(Collected data entries)

* begin *

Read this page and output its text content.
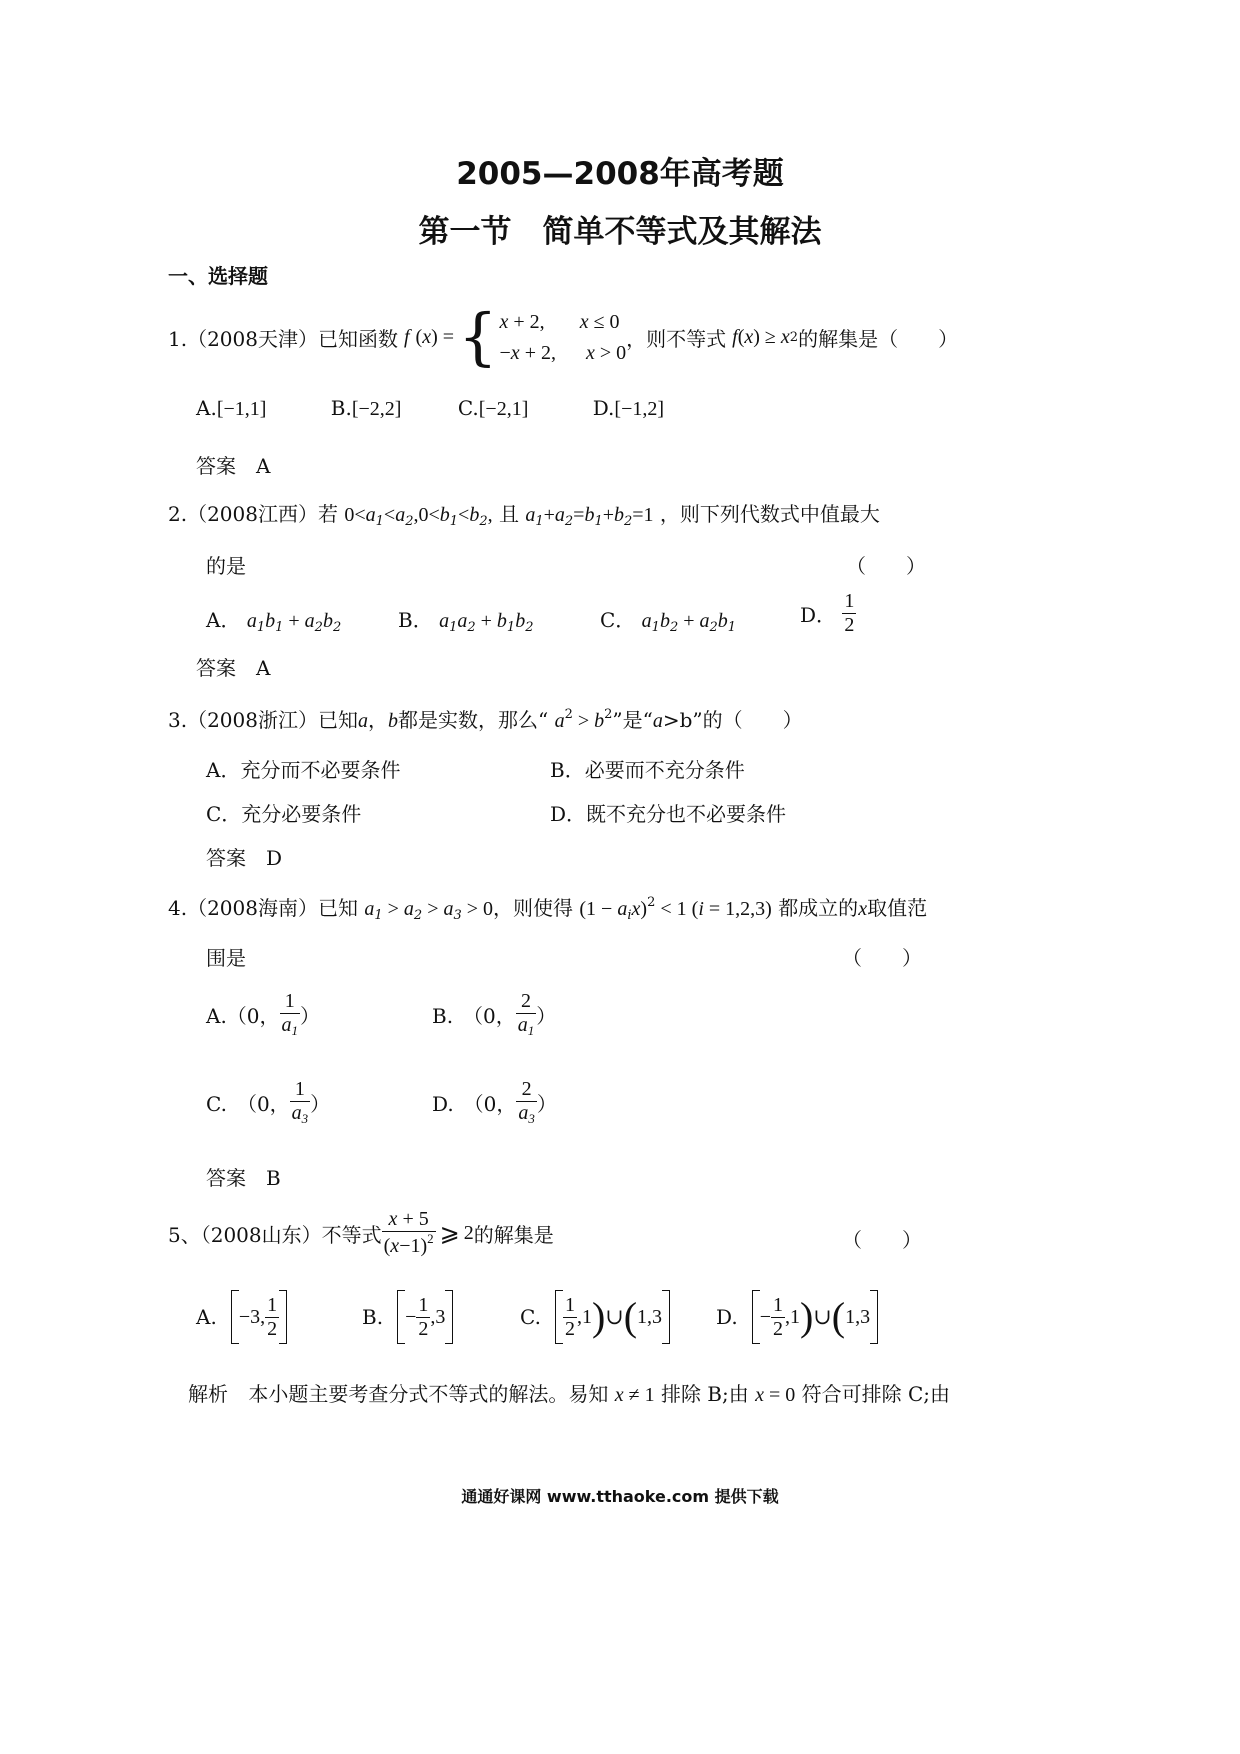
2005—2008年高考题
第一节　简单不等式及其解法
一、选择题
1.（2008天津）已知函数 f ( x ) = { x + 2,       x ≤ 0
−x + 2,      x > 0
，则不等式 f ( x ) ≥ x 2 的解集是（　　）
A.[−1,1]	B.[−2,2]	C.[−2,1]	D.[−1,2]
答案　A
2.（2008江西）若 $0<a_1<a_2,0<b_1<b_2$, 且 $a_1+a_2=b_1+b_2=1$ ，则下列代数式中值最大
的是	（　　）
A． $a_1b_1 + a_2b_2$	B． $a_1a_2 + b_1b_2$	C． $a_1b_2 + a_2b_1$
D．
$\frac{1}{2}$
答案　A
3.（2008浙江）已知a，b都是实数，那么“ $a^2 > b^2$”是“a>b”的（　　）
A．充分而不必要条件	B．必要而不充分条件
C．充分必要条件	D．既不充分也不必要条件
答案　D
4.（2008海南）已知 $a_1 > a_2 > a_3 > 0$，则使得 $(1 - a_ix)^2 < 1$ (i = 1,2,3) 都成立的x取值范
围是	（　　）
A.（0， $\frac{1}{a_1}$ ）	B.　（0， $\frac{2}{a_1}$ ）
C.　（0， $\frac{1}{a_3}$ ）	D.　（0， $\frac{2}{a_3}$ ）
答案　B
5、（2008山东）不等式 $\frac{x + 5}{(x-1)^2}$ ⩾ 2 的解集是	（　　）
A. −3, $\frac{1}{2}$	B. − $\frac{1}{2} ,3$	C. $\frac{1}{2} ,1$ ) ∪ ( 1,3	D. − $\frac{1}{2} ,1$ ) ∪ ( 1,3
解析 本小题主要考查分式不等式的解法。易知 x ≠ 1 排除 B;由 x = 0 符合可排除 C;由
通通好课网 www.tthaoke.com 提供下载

* end *

Problem statement: In the entries above, identify each line that includes the string "frac", then copy it.

Answer for this exercise:
$\frac{1}{2}$
A.（0， $\frac{1}{a_1}$ ）	B.　（0， $\frac{2}{a_1}$ ）
C.　（0， $\frac{1}{a_3}$ ）	D.　（0， $\frac{2}{a_3}$ ）
5、（2008山东）不等式 $\frac{x + 5}{(x-1)^2}$ ⩾ 2 的解集是	（　　）
A. −3, $\frac{1}{2}$	B. − $\frac{1}{2} ,3$	C. $\frac{1}{2} ,1$ ) ∪ ( 1,3	D. − $\frac{1}{2} ,1$ ) ∪ ( 1,3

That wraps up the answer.